Which lines in the records below contain the word "title"? Copy each one out.

(Figure data in JSON)
↓

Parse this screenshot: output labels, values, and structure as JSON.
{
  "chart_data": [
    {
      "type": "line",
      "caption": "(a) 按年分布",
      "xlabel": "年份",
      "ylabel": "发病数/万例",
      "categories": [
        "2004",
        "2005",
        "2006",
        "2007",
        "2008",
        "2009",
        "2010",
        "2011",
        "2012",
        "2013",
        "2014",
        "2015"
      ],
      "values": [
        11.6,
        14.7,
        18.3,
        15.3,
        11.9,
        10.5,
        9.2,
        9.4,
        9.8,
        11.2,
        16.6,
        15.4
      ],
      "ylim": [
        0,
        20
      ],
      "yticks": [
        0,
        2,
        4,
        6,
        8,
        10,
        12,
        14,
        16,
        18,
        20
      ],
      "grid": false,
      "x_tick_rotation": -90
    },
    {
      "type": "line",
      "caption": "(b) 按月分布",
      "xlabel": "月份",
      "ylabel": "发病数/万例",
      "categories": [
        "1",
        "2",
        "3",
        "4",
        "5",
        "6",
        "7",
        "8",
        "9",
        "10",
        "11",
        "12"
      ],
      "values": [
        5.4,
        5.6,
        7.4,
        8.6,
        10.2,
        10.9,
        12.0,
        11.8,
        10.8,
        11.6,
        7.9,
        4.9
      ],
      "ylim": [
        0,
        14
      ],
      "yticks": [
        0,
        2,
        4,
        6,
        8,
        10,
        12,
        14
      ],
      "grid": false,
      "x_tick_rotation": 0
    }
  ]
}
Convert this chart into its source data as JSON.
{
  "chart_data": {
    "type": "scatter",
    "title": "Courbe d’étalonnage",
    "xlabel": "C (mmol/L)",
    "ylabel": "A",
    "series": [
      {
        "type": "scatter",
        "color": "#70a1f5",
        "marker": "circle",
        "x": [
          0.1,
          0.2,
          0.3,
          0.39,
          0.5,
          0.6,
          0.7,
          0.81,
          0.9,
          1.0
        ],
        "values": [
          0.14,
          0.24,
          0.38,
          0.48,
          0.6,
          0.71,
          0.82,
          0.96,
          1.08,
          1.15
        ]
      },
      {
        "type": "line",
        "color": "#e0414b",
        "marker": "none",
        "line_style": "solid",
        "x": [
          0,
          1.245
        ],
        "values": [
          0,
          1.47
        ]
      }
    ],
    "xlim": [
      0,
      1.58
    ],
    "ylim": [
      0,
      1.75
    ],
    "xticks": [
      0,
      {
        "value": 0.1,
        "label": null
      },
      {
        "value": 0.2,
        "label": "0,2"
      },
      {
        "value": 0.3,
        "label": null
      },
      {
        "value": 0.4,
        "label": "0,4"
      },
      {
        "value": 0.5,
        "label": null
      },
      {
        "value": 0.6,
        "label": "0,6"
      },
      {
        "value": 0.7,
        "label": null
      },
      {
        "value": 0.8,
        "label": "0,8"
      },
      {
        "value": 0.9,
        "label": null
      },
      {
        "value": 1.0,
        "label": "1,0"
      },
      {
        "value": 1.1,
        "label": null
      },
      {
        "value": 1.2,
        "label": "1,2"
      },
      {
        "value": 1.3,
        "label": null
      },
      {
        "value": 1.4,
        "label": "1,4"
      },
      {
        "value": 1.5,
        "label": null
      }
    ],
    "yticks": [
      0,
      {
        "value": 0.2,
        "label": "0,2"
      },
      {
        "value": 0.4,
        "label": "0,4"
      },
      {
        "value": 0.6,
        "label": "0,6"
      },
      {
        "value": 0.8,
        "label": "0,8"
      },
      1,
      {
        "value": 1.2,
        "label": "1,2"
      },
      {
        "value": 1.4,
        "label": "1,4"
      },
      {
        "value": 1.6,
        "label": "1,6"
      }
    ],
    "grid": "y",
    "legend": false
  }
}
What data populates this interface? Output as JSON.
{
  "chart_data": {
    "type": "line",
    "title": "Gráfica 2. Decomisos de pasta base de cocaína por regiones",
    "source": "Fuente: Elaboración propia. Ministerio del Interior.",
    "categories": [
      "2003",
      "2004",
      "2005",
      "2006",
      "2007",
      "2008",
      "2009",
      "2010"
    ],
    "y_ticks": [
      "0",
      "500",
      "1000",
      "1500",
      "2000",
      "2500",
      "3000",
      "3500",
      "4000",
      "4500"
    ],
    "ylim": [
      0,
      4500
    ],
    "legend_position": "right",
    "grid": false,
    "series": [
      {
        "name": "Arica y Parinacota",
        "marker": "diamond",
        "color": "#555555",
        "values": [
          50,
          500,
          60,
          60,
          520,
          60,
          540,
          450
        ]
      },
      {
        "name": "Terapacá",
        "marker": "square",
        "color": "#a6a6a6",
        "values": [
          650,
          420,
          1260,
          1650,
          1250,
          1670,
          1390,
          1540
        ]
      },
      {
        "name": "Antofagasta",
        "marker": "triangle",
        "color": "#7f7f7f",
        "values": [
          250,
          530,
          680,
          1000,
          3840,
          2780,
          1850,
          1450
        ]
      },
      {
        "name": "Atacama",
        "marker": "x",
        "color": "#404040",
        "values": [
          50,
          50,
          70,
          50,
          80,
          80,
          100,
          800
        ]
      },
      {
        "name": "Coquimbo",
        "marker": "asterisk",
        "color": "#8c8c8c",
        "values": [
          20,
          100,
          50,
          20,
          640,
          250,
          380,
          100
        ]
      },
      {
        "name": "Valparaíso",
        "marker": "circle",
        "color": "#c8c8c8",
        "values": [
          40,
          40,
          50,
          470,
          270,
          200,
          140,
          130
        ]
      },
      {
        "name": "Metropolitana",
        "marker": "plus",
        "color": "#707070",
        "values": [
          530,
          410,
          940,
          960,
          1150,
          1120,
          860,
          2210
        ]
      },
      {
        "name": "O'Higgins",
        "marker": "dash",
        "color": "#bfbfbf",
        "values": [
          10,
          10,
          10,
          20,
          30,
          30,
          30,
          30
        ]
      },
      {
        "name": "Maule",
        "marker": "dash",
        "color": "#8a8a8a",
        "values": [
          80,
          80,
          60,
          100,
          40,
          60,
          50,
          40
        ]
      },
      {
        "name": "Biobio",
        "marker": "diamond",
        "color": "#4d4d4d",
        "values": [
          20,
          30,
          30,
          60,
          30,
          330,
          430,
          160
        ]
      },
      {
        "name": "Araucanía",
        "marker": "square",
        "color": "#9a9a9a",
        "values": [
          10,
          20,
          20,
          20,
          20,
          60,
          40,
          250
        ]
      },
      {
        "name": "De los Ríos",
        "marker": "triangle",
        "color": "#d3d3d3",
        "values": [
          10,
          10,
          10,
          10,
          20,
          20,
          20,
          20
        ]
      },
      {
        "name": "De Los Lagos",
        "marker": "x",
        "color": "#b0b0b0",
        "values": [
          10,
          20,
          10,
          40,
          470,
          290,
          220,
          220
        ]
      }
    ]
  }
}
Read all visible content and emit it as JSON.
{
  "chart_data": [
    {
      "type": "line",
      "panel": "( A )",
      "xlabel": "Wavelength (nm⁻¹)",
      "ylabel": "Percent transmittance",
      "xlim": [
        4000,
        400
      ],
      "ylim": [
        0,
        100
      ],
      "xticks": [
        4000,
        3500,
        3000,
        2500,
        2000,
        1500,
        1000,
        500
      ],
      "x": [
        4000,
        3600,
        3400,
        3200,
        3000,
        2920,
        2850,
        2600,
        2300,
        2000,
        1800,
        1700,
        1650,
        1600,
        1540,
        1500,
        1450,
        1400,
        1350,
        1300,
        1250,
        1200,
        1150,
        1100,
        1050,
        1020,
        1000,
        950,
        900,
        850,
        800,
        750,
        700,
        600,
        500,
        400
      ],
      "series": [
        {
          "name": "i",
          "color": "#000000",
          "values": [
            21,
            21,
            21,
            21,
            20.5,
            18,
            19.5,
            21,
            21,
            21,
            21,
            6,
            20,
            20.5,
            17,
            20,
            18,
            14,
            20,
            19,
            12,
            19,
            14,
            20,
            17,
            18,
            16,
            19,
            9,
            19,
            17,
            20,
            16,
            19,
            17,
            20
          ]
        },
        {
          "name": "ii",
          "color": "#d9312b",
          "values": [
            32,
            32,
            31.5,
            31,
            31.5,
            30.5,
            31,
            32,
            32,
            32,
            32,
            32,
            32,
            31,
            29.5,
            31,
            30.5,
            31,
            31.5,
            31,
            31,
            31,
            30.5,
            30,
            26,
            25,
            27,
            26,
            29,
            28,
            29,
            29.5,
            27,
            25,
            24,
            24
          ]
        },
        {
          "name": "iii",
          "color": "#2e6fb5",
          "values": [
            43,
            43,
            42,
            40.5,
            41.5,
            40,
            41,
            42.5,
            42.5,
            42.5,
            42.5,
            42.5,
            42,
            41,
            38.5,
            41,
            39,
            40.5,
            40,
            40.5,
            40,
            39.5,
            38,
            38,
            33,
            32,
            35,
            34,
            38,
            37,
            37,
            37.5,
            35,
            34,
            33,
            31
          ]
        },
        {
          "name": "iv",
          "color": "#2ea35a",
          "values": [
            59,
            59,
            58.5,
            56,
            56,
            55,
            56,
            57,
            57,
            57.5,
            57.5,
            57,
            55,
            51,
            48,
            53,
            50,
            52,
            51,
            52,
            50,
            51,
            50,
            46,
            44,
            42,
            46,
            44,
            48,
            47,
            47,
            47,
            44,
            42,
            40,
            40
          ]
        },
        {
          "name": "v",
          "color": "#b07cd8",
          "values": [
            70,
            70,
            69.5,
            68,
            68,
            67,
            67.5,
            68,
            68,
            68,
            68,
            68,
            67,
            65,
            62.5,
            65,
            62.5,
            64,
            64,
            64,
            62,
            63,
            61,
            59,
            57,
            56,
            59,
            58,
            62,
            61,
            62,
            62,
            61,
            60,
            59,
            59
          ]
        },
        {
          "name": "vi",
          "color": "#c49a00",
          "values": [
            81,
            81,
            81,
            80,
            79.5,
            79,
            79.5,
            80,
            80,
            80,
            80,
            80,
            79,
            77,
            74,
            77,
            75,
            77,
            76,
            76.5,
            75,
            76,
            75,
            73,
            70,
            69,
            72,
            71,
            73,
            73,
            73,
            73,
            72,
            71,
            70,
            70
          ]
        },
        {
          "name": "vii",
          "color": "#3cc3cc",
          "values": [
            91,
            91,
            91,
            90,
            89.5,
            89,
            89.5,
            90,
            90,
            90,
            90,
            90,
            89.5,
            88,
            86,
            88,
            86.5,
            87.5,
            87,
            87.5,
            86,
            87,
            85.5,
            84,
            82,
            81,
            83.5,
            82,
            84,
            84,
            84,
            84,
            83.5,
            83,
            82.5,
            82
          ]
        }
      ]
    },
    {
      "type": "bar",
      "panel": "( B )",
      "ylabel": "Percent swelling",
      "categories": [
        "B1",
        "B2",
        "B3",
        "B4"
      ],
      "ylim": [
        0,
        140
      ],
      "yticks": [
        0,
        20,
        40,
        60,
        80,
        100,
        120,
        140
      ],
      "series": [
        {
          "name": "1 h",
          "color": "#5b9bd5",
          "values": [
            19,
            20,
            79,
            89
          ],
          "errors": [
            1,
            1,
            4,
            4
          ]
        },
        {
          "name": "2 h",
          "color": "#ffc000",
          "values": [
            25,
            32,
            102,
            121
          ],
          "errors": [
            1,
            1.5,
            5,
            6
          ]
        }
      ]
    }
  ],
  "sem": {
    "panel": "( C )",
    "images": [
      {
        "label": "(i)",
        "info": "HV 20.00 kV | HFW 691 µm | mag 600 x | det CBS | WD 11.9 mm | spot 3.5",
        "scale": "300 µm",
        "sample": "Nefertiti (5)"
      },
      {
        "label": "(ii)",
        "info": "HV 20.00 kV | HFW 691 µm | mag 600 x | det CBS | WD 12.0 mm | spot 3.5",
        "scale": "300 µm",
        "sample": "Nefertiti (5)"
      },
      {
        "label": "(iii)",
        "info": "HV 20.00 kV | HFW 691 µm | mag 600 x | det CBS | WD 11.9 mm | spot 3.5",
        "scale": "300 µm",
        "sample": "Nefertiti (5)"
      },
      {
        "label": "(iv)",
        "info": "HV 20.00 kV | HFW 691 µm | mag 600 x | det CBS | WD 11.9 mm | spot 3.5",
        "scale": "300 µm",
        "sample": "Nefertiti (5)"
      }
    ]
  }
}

↑

- _Exercise answer_:
    "title": "Courbe d’étalonnage",
    "title": "Gráfica 2. Decomisos de pasta base de cocaína por regiones",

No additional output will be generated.